» What to produce:
Copy out the rows verbatim, beginning with the line that contains "svg-text:Н.контр: Н.контр —" and ending after the line that contains "svg-text:шаг 200: шаг 200 — [1327, 728, 1436, 759]".

Records:
————

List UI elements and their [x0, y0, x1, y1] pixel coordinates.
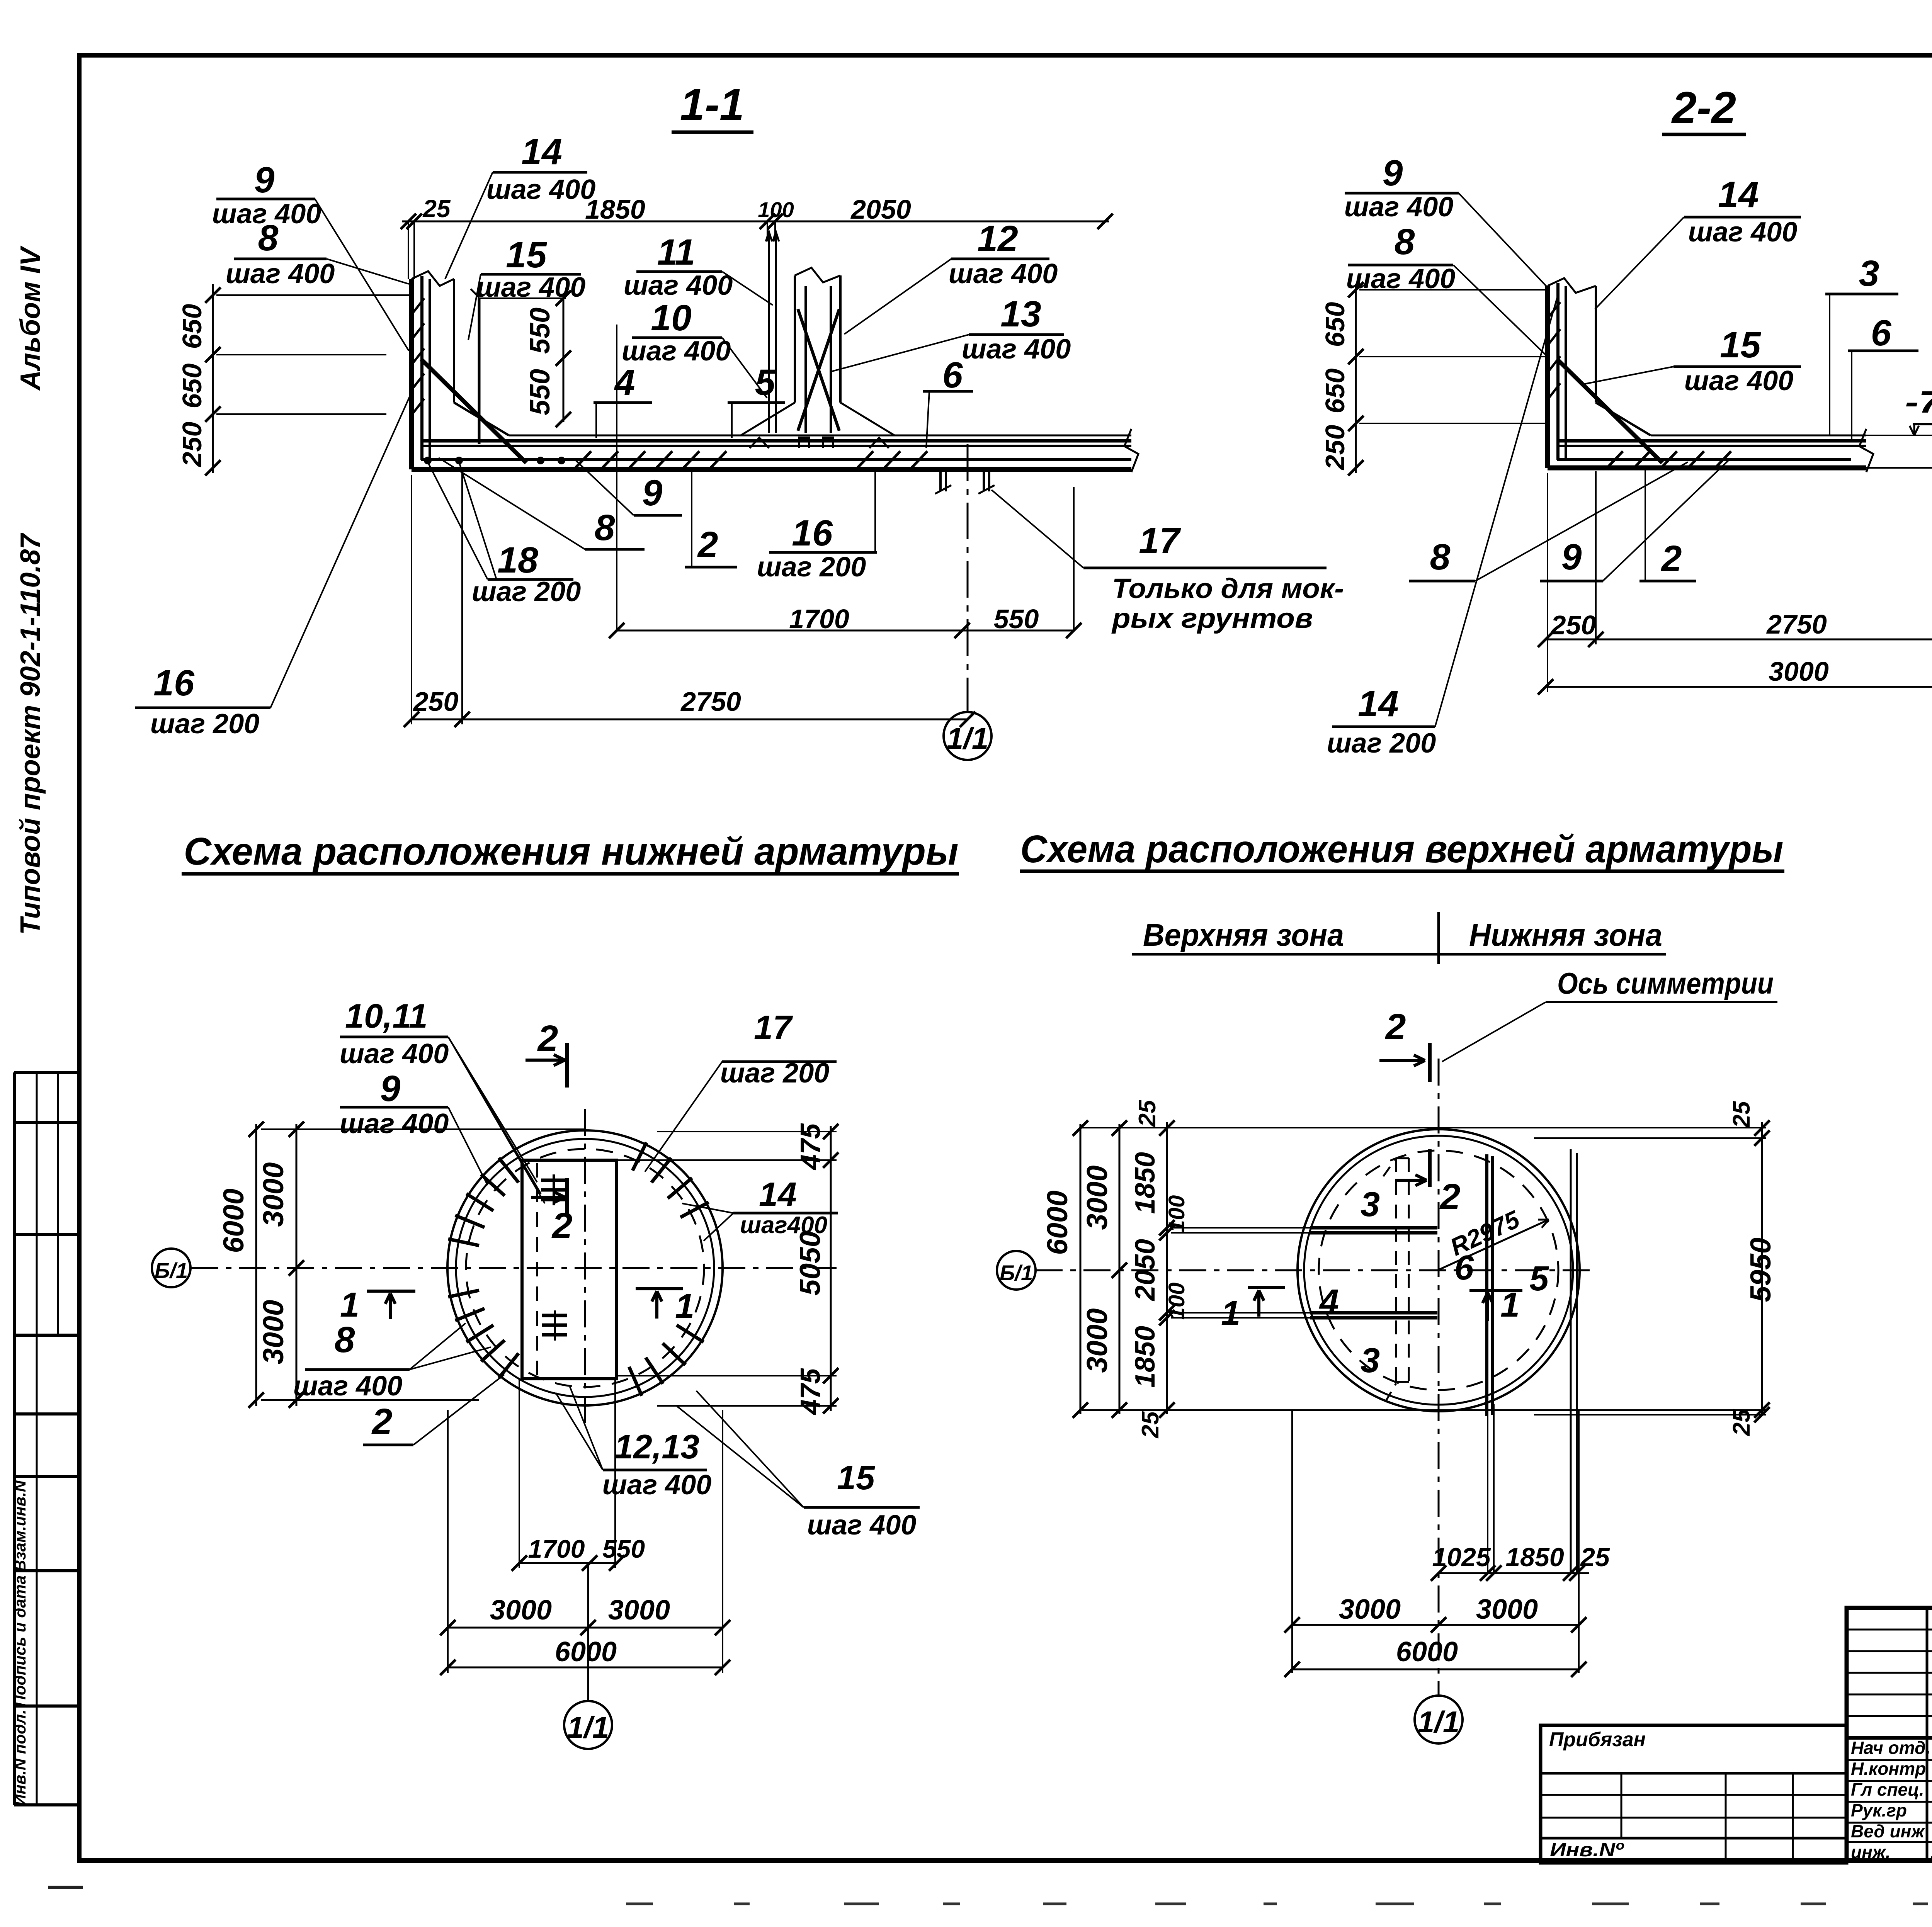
svg-text:Н.контр: Н.контр — [1851, 1759, 1926, 1779]
svg-text:3000: 3000 — [1339, 1594, 1401, 1625]
svg-text:100: 100 — [1164, 1283, 1189, 1320]
svg-text:5: 5 — [755, 362, 776, 403]
svg-text:9: 9 — [1383, 153, 1403, 194]
svg-text:25: 25 — [1137, 1411, 1164, 1438]
svg-text:550: 550 — [525, 308, 556, 354]
svg-text:4: 4 — [614, 362, 635, 403]
svg-text:шаг 400: шаг 400 — [1688, 217, 1798, 248]
svg-text:Подпись и дата: Подпись и дата — [11, 1575, 29, 1707]
svg-text:250: 250 — [1320, 425, 1350, 471]
svg-text:шаг 400: шаг 400 — [962, 334, 1071, 365]
svg-text:6: 6 — [942, 355, 963, 396]
svg-text:шаг 400: шаг 400 — [486, 174, 596, 205]
svg-text:2: 2 — [1661, 538, 1682, 579]
svg-text:2-2: 2-2 — [1671, 83, 1736, 133]
svg-text:шаг 400: шаг 400 — [624, 270, 733, 301]
svg-text:Типовой проект 902-1-110.87: Типовой проект 902-1-110.87 — [15, 533, 46, 935]
svg-text:Только для мок-: Только для мок- — [1112, 573, 1344, 604]
svg-text:Ось симметрии: Ось симметрии — [1557, 966, 1774, 1000]
svg-text:17: 17 — [754, 1008, 793, 1047]
svg-text:25: 25 — [1134, 1099, 1161, 1127]
svg-text:18: 18 — [497, 540, 538, 581]
svg-text:6000: 6000 — [555, 1636, 617, 1667]
svg-text:650: 650 — [1320, 302, 1350, 347]
svg-text:550: 550 — [525, 369, 556, 415]
svg-text:шаг 200: шаг 200 — [1327, 728, 1436, 759]
svg-text:12: 12 — [977, 218, 1018, 259]
svg-text:Нач отд.: Нач отд. — [1851, 1738, 1930, 1758]
svg-text:Рук.гр: Рук.гр — [1851, 1800, 1907, 1820]
svg-text:5: 5 — [1529, 1259, 1549, 1298]
svg-text:Альбом IV: Альбом IV — [15, 245, 46, 391]
svg-text:25: 25 — [422, 195, 451, 223]
svg-text:8: 8 — [258, 218, 279, 258]
svg-text:100: 100 — [1164, 1195, 1189, 1233]
svg-text:1850: 1850 — [1505, 1543, 1564, 1572]
svg-text:3000: 3000 — [1769, 656, 1829, 687]
svg-text:шаг400: шаг400 — [740, 1212, 827, 1239]
svg-text:шаг 400: шаг 400 — [1344, 192, 1454, 223]
svg-text:1: 1 — [675, 1287, 694, 1326]
svg-text:Схема расположения нижней арма: Схема расположения нижней арматуры — [184, 830, 959, 873]
svg-text:Инв.Nº: Инв.Nº — [1550, 1839, 1624, 1861]
svg-text:шаг 400: шаг 400 — [949, 258, 1058, 289]
svg-text:10: 10 — [651, 297, 692, 338]
svg-text:шаг 400: шаг 400 — [1684, 365, 1794, 396]
svg-text:6: 6 — [1871, 313, 1892, 353]
svg-text:16: 16 — [153, 663, 195, 704]
svg-text:шаг 400: шаг 400 — [340, 1038, 449, 1069]
svg-text:25: 25 — [1580, 1543, 1610, 1572]
svg-text:1: 1 — [340, 1286, 359, 1324]
svg-text:шаг 400: шаг 400 — [226, 258, 335, 289]
svg-text:шаг 200: шаг 200 — [150, 709, 260, 739]
svg-text:Инв.N подл.: Инв.N подл. — [11, 1709, 29, 1806]
svg-text:3000: 3000 — [490, 1595, 552, 1626]
svg-text:14: 14 — [759, 1175, 797, 1213]
svg-text:инж.: инж. — [1851, 1842, 1891, 1862]
svg-text:1700: 1700 — [789, 604, 849, 634]
svg-text:шаг 400: шаг 400 — [602, 1470, 712, 1500]
svg-text:3: 3 — [1859, 253, 1879, 294]
svg-text:8: 8 — [1395, 221, 1415, 262]
svg-text:11: 11 — [657, 232, 696, 273]
svg-text:6000: 6000 — [1041, 1191, 1073, 1255]
svg-text:14: 14 — [521, 131, 562, 172]
svg-text:2750: 2750 — [680, 687, 741, 717]
svg-text:шаг 400: шаг 400 — [1346, 263, 1456, 294]
svg-text:14: 14 — [1718, 174, 1759, 215]
svg-text:8: 8 — [1430, 537, 1451, 578]
svg-text:2: 2 — [537, 1018, 558, 1059]
svg-text:14: 14 — [1358, 683, 1399, 724]
svg-text:13: 13 — [1000, 294, 1041, 335]
svg-text:рых грунтов: рых грунтов — [1111, 603, 1313, 634]
svg-text:2050: 2050 — [1130, 1239, 1161, 1302]
svg-text:2: 2 — [697, 524, 718, 565]
svg-text:2: 2 — [1439, 1176, 1461, 1217]
svg-text:шаг 400: шаг 400 — [622, 336, 731, 367]
svg-text:550: 550 — [994, 604, 1039, 634]
svg-text:1850: 1850 — [1130, 1326, 1161, 1388]
svg-text:9: 9 — [642, 472, 663, 513]
svg-text:3: 3 — [1361, 1341, 1380, 1380]
svg-text:17: 17 — [1139, 520, 1181, 561]
svg-text:1/1: 1/1 — [1418, 1705, 1459, 1739]
svg-text:2: 2 — [371, 1401, 393, 1442]
svg-text:8: 8 — [335, 1319, 355, 1360]
svg-text:1025: 1025 — [1432, 1543, 1491, 1572]
svg-text:3000: 3000 — [1081, 1308, 1113, 1373]
svg-text:1/1: 1/1 — [567, 1710, 609, 1744]
svg-text:550: 550 — [602, 1534, 645, 1563]
svg-text:9: 9 — [380, 1068, 401, 1109]
svg-text:3000: 3000 — [257, 1162, 289, 1227]
svg-text:Б/1: Б/1 — [155, 1258, 188, 1283]
svg-text:6000: 6000 — [1396, 1636, 1458, 1667]
svg-text:4: 4 — [1319, 1283, 1339, 1321]
svg-text:3000: 3000 — [1476, 1594, 1538, 1625]
svg-text:5050: 5050 — [794, 1231, 826, 1296]
svg-text:Прибязан: Прибязан — [1549, 1728, 1646, 1751]
svg-text:12,13: 12,13 — [614, 1427, 699, 1466]
svg-text:250: 250 — [1550, 610, 1596, 640]
svg-text:шаг 400: шаг 400 — [293, 1371, 403, 1402]
svg-text:650: 650 — [177, 304, 207, 349]
svg-text:15: 15 — [506, 235, 547, 275]
svg-text:-7,500: -7,500 — [1905, 385, 1932, 419]
svg-text:250: 250 — [177, 422, 207, 468]
svg-text:шаг 200: шаг 200 — [472, 576, 581, 607]
svg-text:2750: 2750 — [1766, 609, 1827, 639]
svg-text:Нижняя зона: Нижняя зона — [1469, 918, 1662, 953]
svg-text:1-1: 1-1 — [680, 80, 744, 129]
svg-text:Гл спец.: Гл спец. — [1851, 1779, 1924, 1800]
svg-text:3000: 3000 — [608, 1595, 670, 1626]
svg-text:шаг 200: шаг 200 — [720, 1058, 830, 1089]
svg-text:1/1: 1/1 — [947, 721, 988, 755]
svg-text:Вед инж: Вед инж — [1851, 1821, 1925, 1841]
svg-text:6000: 6000 — [217, 1189, 250, 1253]
svg-text:8: 8 — [595, 507, 615, 548]
svg-text:3: 3 — [1361, 1185, 1380, 1224]
svg-text:3000: 3000 — [1081, 1166, 1113, 1230]
svg-text:475: 475 — [795, 1123, 826, 1171]
svg-text:2: 2 — [1385, 1006, 1406, 1047]
svg-text:3000: 3000 — [257, 1300, 289, 1365]
svg-text:100: 100 — [758, 197, 794, 222]
svg-text:25: 25 — [1728, 1101, 1755, 1128]
svg-text:шаг 400: шаг 400 — [807, 1510, 917, 1541]
svg-text:15: 15 — [1720, 325, 1761, 365]
svg-text:9: 9 — [1561, 537, 1582, 578]
svg-text:15: 15 — [837, 1458, 875, 1497]
svg-text:2050: 2050 — [850, 194, 911, 224]
svg-text:шаг 200: шаг 200 — [757, 552, 866, 583]
svg-text:шаг 400: шаг 400 — [476, 272, 586, 303]
svg-text:6: 6 — [1454, 1249, 1474, 1287]
svg-text:1700: 1700 — [528, 1534, 585, 1563]
svg-text:650: 650 — [1320, 369, 1350, 414]
svg-text:25: 25 — [1728, 1409, 1755, 1436]
svg-text:650: 650 — [177, 364, 207, 409]
svg-text:Б/1: Б/1 — [1000, 1261, 1033, 1285]
svg-text:Верхняя зона: Верхняя зона — [1143, 918, 1344, 953]
svg-text:9: 9 — [254, 160, 275, 201]
svg-text:Схема расположения верхней арм: Схема расположения верхней арматуры — [1020, 828, 1784, 871]
svg-text:Взам.инв.N: Взам.инв.N — [11, 1480, 29, 1572]
svg-text:2: 2 — [551, 1205, 573, 1246]
svg-text:250: 250 — [413, 687, 459, 717]
svg-text:шаг 400: шаг 400 — [340, 1108, 449, 1139]
svg-text:10,11: 10,11 — [345, 997, 428, 1035]
svg-text:5950: 5950 — [1744, 1238, 1777, 1302]
svg-text:16: 16 — [792, 513, 833, 554]
svg-text:1850: 1850 — [1130, 1152, 1161, 1214]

————

» Answer to this exercise:
svg-text:Н.контр: Н.контр — [1851, 1759, 1926, 1779]
svg-text:3000: 3000 — [1339, 1594, 1401, 1625]
svg-text:100: 100 — [1164, 1283, 1189, 1320]
svg-text:5: 5 — [755, 362, 776, 403]
svg-text:9: 9 — [1383, 153, 1403, 194]
svg-text:25: 25 — [1137, 1411, 1164, 1438]
svg-text:550: 550 — [525, 308, 556, 354]
svg-text:4: 4 — [614, 362, 635, 403]
svg-text:шаг 400: шаг 400 — [1688, 217, 1798, 248]
svg-text:Подпись и дата: Подпись и дата — [11, 1575, 29, 1707]
svg-text:250: 250 — [1320, 425, 1350, 471]
svg-text:шаг 400: шаг 400 — [962, 334, 1071, 365]
svg-text:6: 6 — [942, 355, 963, 396]
svg-text:шаг 400: шаг 400 — [486, 174, 596, 205]
svg-text:2: 2 — [1661, 538, 1682, 579]
svg-text:2-2: 2-2 — [1671, 83, 1736, 133]
svg-text:шаг 400: шаг 400 — [624, 270, 733, 301]
svg-text:Типовой проект 902-1-110.87: Типовой проект 902-1-110.87 — [15, 533, 46, 935]
svg-text:Только для мок-: Только для мок- — [1112, 573, 1344, 604]
svg-text:Ось симметрии: Ось симметрии — [1557, 966, 1774, 1000]
svg-text:17: 17 — [754, 1008, 793, 1047]
svg-text:25: 25 — [1134, 1099, 1161, 1127]
svg-text:18: 18 — [497, 540, 538, 581]
svg-text:6000: 6000 — [555, 1636, 617, 1667]
svg-text:650: 650 — [1320, 302, 1350, 347]
svg-text:550: 550 — [525, 369, 556, 415]
svg-text:шаг 200: шаг 200 — [1327, 728, 1436, 759]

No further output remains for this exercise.